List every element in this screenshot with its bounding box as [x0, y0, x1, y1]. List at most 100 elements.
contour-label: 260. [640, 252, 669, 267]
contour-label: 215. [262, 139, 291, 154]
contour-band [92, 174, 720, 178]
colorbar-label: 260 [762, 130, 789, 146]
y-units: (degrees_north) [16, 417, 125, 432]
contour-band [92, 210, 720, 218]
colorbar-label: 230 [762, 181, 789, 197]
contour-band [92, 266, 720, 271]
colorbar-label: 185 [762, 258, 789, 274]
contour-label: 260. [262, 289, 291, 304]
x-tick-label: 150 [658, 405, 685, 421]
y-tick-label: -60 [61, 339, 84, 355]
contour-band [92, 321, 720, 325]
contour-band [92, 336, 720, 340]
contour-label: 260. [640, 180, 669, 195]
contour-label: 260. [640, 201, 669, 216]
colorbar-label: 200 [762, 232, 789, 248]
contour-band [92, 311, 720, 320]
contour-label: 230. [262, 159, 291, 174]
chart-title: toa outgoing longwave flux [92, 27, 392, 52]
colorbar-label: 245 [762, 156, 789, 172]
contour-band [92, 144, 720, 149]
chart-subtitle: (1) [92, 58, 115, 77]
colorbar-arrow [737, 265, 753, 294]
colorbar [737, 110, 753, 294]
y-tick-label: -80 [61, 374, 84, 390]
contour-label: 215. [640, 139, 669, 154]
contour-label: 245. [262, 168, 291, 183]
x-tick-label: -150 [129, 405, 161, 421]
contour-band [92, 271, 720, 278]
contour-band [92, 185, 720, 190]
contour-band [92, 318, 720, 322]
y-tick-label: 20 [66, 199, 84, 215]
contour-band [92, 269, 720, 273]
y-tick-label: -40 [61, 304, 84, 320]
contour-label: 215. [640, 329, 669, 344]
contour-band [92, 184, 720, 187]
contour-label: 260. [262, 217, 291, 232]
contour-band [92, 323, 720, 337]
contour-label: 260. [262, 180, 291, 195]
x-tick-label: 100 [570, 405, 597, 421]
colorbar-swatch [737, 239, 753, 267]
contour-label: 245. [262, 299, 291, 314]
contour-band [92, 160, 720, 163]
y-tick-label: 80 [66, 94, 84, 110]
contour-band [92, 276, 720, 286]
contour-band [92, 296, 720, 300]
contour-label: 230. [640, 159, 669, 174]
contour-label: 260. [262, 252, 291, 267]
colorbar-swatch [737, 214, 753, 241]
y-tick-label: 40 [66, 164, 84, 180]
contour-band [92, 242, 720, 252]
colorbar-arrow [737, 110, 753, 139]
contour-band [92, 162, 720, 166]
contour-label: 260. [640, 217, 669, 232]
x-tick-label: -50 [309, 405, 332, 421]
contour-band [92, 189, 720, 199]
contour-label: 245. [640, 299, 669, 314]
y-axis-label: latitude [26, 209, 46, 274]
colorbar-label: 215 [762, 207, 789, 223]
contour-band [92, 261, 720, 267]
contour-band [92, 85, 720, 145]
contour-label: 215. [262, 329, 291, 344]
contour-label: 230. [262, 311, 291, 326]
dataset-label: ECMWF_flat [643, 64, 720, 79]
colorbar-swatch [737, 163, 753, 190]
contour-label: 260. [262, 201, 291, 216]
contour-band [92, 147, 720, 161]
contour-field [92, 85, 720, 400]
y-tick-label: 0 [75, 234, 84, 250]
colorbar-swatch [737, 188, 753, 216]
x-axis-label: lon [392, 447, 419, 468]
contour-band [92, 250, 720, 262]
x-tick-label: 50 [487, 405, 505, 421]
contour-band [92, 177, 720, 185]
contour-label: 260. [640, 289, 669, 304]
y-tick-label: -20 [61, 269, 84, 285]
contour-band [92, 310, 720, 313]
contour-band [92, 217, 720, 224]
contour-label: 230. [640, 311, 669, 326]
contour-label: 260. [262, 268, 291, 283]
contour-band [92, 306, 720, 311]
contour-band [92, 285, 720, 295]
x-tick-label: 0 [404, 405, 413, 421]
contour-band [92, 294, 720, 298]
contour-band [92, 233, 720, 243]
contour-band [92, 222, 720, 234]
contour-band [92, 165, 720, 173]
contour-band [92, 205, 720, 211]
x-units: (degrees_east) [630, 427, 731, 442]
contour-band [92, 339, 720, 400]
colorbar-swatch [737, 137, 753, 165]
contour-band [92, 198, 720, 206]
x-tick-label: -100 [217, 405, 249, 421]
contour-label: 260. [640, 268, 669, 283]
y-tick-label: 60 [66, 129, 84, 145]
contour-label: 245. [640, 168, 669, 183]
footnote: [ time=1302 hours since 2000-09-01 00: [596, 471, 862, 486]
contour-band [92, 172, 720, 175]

######

### Instruction
Extract every line of the material above and reproduce each one verbatim, in its original order.

### Written answer
List every element in this screenshot with its bounding box as [x0, y0, x1, y1]. List at most 100 elements.
contour-label: 260. [640, 252, 669, 267]
contour-label: 215. [262, 139, 291, 154]
contour-band [92, 174, 720, 178]
colorbar-label: 260 [762, 130, 789, 146]
y-units: (degrees_north) [16, 417, 125, 432]
contour-band [92, 210, 720, 218]
colorbar-label: 230 [762, 181, 789, 197]
contour-band [92, 266, 720, 271]
colorbar-label: 185 [762, 258, 789, 274]
contour-label: 260. [262, 289, 291, 304]
x-tick-label: 150 [658, 405, 685, 421]
y-tick-label: -60 [61, 339, 84, 355]
contour-band [92, 321, 720, 325]
contour-band [92, 336, 720, 340]
contour-label: 260. [640, 180, 669, 195]
contour-label: 260. [640, 201, 669, 216]
colorbar-label: 200 [762, 232, 789, 248]
contour-band [92, 311, 720, 320]
contour-label: 230. [262, 159, 291, 174]
chart-title: toa outgoing longwave flux [92, 27, 392, 52]
colorbar-label: 245 [762, 156, 789, 172]
contour-band [92, 144, 720, 149]
chart-subtitle: (1) [92, 58, 115, 77]
colorbar-arrow [737, 265, 753, 294]
colorbar [737, 110, 753, 294]
y-tick-label: -80 [61, 374, 84, 390]
contour-label: 215. [640, 139, 669, 154]
contour-label: 245. [262, 168, 291, 183]
x-tick-label: -150 [129, 405, 161, 421]
contour-band [92, 271, 720, 278]
contour-band [92, 185, 720, 190]
contour-band [92, 318, 720, 322]
y-tick-label: 20 [66, 199, 84, 215]
contour-band [92, 269, 720, 273]
y-tick-label: -40 [61, 304, 84, 320]
contour-label: 215. [640, 329, 669, 344]
contour-band [92, 184, 720, 187]
contour-label: 260. [262, 217, 291, 232]
contour-band [92, 323, 720, 337]
contour-label: 260. [262, 180, 291, 195]
x-tick-label: 100 [570, 405, 597, 421]
colorbar-swatch [737, 239, 753, 267]
contour-label: 245. [262, 299, 291, 314]
contour-band [92, 160, 720, 163]
y-tick-label: 80 [66, 94, 84, 110]
contour-band [92, 276, 720, 286]
contour-band [92, 296, 720, 300]
contour-label: 230. [640, 159, 669, 174]
contour-label: 260. [262, 252, 291, 267]
colorbar-swatch [737, 214, 753, 241]
y-tick-label: 40 [66, 164, 84, 180]
contour-band [92, 242, 720, 252]
colorbar-arrow [737, 110, 753, 139]
contour-band [92, 162, 720, 166]
contour-label: 260. [640, 217, 669, 232]
x-tick-label: -50 [309, 405, 332, 421]
contour-band [92, 189, 720, 199]
contour-label: 245. [640, 299, 669, 314]
y-axis-label: latitude [26, 209, 46, 274]
colorbar-label: 215 [762, 207, 789, 223]
contour-band [92, 261, 720, 267]
contour-band [92, 85, 720, 145]
contour-label: 215. [262, 329, 291, 344]
contour-label: 230. [262, 311, 291, 326]
dataset-label: ECMWF_flat [643, 64, 720, 79]
colorbar-swatch [737, 163, 753, 190]
contour-label: 260. [262, 201, 291, 216]
contour-band [92, 147, 720, 161]
contour-field [92, 85, 720, 400]
y-tick-label: 0 [75, 234, 84, 250]
colorbar-swatch [737, 188, 753, 216]
x-axis-label: lon [392, 447, 419, 468]
contour-band [92, 250, 720, 262]
x-tick-label: 50 [487, 405, 505, 421]
contour-band [92, 177, 720, 185]
contour-label: 260. [640, 289, 669, 304]
y-tick-label: -20 [61, 269, 84, 285]
contour-band [92, 310, 720, 313]
contour-band [92, 217, 720, 224]
contour-label: 230. [640, 311, 669, 326]
contour-label: 260. [262, 268, 291, 283]
contour-band [92, 306, 720, 311]
contour-band [92, 285, 720, 295]
x-tick-label: 0 [404, 405, 413, 421]
contour-band [92, 294, 720, 298]
contour-band [92, 233, 720, 243]
contour-band [92, 222, 720, 234]
contour-band [92, 165, 720, 173]
contour-band [92, 205, 720, 211]
x-units: (degrees_east) [630, 427, 731, 442]
contour-band [92, 339, 720, 400]
colorbar-swatch [737, 137, 753, 165]
contour-band [92, 198, 720, 206]
x-tick-label: -100 [217, 405, 249, 421]
contour-label: 260. [640, 268, 669, 283]
y-tick-label: 60 [66, 129, 84, 145]
contour-label: 245. [640, 168, 669, 183]
footnote: [ time=1302 hours since 2000-09-01 00: [596, 471, 862, 486]
contour-band [92, 172, 720, 175]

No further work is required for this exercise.